• **Exercise instructions**: Your job is to retype all of the data word for word, leaving every image out.

Extracted data entries
----
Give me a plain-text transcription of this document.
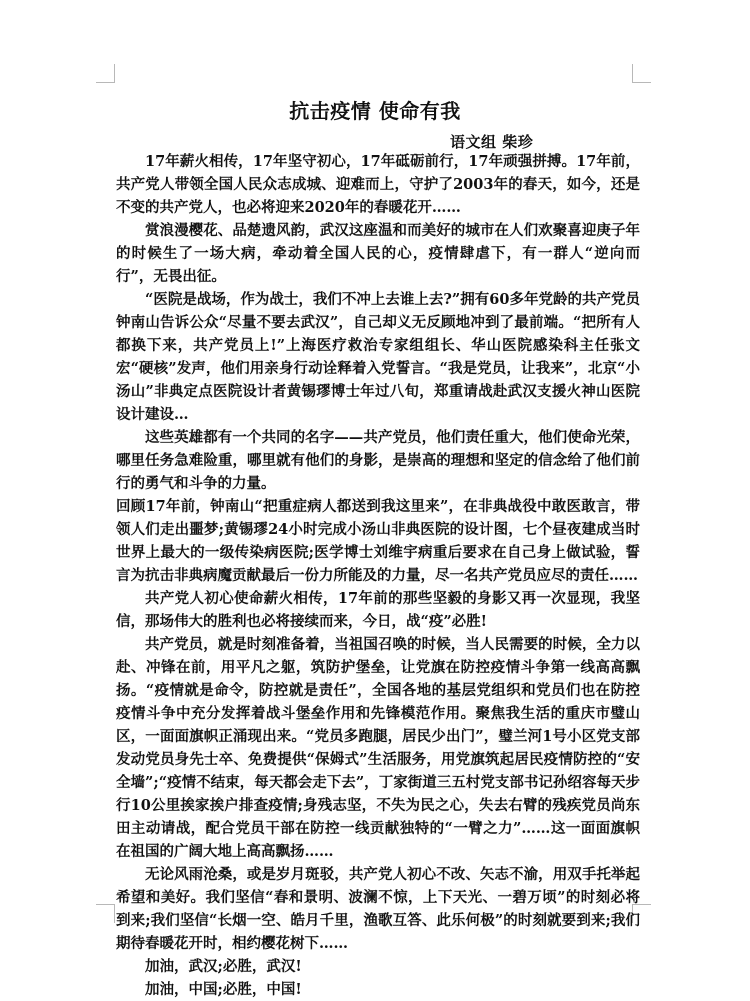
抗击疫情 使命有我
语文组 柴珍

17年薪火相传，17年坚守初心，17年砥砺前行，17年顽强拼搏。17年前，共产党人带领全国人民众志成城、迎难而上，守护了2003年的春天，如今，还是不变的共产党人，也必将迎来2020年的春暖花开……

赏浪漫樱花、品楚遗风韵，武汉这座温和而美好的城市在人们欢聚喜迎庚子年的时候生了一场大病，牵动着全国人民的心，疫情肆虐下，有一群人“逆向而行”，无畏出征。

“医院是战场，作为战士，我们不冲上去谁上去?”拥有60多年党龄的共产党员钟南山告诉公众“尽量不要去武汉”，自己却义无反顾地冲到了最前端。“把所有人都换下来，共产党员上!”上海医疗救治专家组组长、华山医院感染科主任张文宏“硬核”发声，他们用亲身行动诠释着入党誓言。“我是党员，让我来”，北京“小汤山”非典定点医院设计者黄锡璆博士年过八旬，郑重请战赴武汉支援火神山医院设计建设…

这些英雄都有一个共同的名字——共产党员，他们责任重大，他们使命光荣，哪里任务急难险重，哪里就有他们的身影，是崇高的理想和坚定的信念给了他们前行的勇气和斗争的力量。

回顾17年前，钟南山“把重症病人都送到我这里来”，在非典战役中敢医敢言，带领人们走出噩梦;黄锡璆24小时完成小汤山非典医院的设计图，七个昼夜建成当时世界上最大的一级传染病医院;医学博士刘维宇病重后要求在自己身上做试验，誓言为抗击非典病魔贡献最后一份力所能及的力量，尽一名共产党员应尽的责任……

共产党人初心使命薪火相传，17年前的那些坚毅的身影又再一次显现，我坚信，那场伟大的胜利也必将接续而来，今日，战“疫”必胜!

共产党员，就是时刻准备着，当祖国召唤的时候，当人民需要的时候，全力以赴、冲锋在前，用平凡之躯，筑防护堡垒，让党旗在防控疫情斗争第一线高高飘扬。“疫情就是命令，防控就是责任”，全国各地的基层党组织和党员们也在防控疫情斗争中充分发挥着战斗堡垒作用和先锋模范作用。聚焦我生活的重庆市璧山区，一面面旗帜正涌现出来。“党员多跑腿，居民少出门”，璧兰河1号小区党支部发动党员身先士卒、免费提供“保姆式”生活服务，用党旗筑起居民疫情防控的“安全墙”;“疫情不结束，每天都会走下去”，丁家街道三五村党支部书记孙绍容每天步行10公里挨家挨户排查疫情;身残志坚，不失为民之心，失去右臂的残疾党员尚东田主动请战，配合党员干部在防控一线贡献独特的“一臂之力”……这一面面旗帜在祖国的广阔大地上高高飘扬……

无论风雨沧桑，或是岁月斑驳，共产党人初心不改、矢志不渝，用双手托举起希望和美好。我们坚信“春和景明、波澜不惊，上下天光、一碧万顷”的时刻必将到来;我们坚信“长烟一空、皓月千里，渔歌互答、此乐何极”的时刻就要到来;我们期待春暖花开时，相约樱花树下……

加油，武汉;必胜，武汉!

加油，中国;必胜，中国!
----
• **Finished task**:
Give me a plain-text transcription of this document.
抗击疫情 使命有我
语文组 柴珍

17年薪火相传，17年坚守初心，17年砥砺前行，17年顽强拼搏。17年前，共产党人带领全国人民众志成城、迎难而上，守护了2003年的春天，如今，还是不变的共产党人，也必将迎来2020年的春暖花开……

赏浪漫樱花、品楚遗风韵，武汉这座温和而美好的城市在人们欢聚喜迎庚子年的时候生了一场大病，牵动着全国人民的心，疫情肆虐下，有一群人“逆向而行”，无畏出征。

“医院是战场，作为战士，我们不冲上去谁上去?”拥有60多年党龄的共产党员钟南山告诉公众“尽量不要去武汉”，自己却义无反顾地冲到了最前端。“把所有人都换下来，共产党员上!”上海医疗救治专家组组长、华山医院感染科主任张文宏“硬核”发声，他们用亲身行动诠释着入党誓言。“我是党员，让我来”，北京“小汤山”非典定点医院设计者黄锡璆博士年过八旬，郑重请战赴武汉支援火神山医院设计建设…

这些英雄都有一个共同的名字——共产党员，他们责任重大，他们使命光荣，哪里任务急难险重，哪里就有他们的身影，是崇高的理想和坚定的信念给了他们前行的勇气和斗争的力量。

回顾17年前，钟南山“把重症病人都送到我这里来”，在非典战役中敢医敢言，带领人们走出噩梦;黄锡璆24小时完成小汤山非典医院的设计图，七个昼夜建成当时世界上最大的一级传染病医院;医学博士刘维宇病重后要求在自己身上做试验，誓言为抗击非典病魔贡献最后一份力所能及的力量，尽一名共产党员应尽的责任……

共产党人初心使命薪火相传，17年前的那些坚毅的身影又再一次显现，我坚信，那场伟大的胜利也必将接续而来，今日，战“疫”必胜!

共产党员，就是时刻准备着，当祖国召唤的时候，当人民需要的时候，全力以赴、冲锋在前，用平凡之躯，筑防护堡垒，让党旗在防控疫情斗争第一线高高飘扬。“疫情就是命令，防控就是责任”，全国各地的基层党组织和党员们也在防控疫情斗争中充分发挥着战斗堡垒作用和先锋模范作用。聚焦我生活的重庆市璧山区，一面面旗帜正涌现出来。“党员多跑腿，居民少出门”，璧兰河1号小区党支部发动党员身先士卒、免费提供“保姆式”生活服务，用党旗筑起居民疫情防控的“安全墙”;“疫情不结束，每天都会走下去”，丁家街道三五村党支部书记孙绍容每天步行10公里挨家挨户排查疫情;身残志坚，不失为民之心，失去右臂的残疾党员尚东田主动请战，配合党员干部在防控一线贡献独特的“一臂之力”……这一面面旗帜在祖国的广阔大地上高高飘扬……

无论风雨沧桑，或是岁月斑驳，共产党人初心不改、矢志不渝，用双手托举起希望和美好。我们坚信“春和景明、波澜不惊，上下天光、一碧万顷”的时刻必将到来;我们坚信“长烟一空、皓月千里，渔歌互答、此乐何极”的时刻就要到来;我们期待春暖花开时，相约樱花树下……

加油，武汉;必胜，武汉!

加油，中国;必胜，中国!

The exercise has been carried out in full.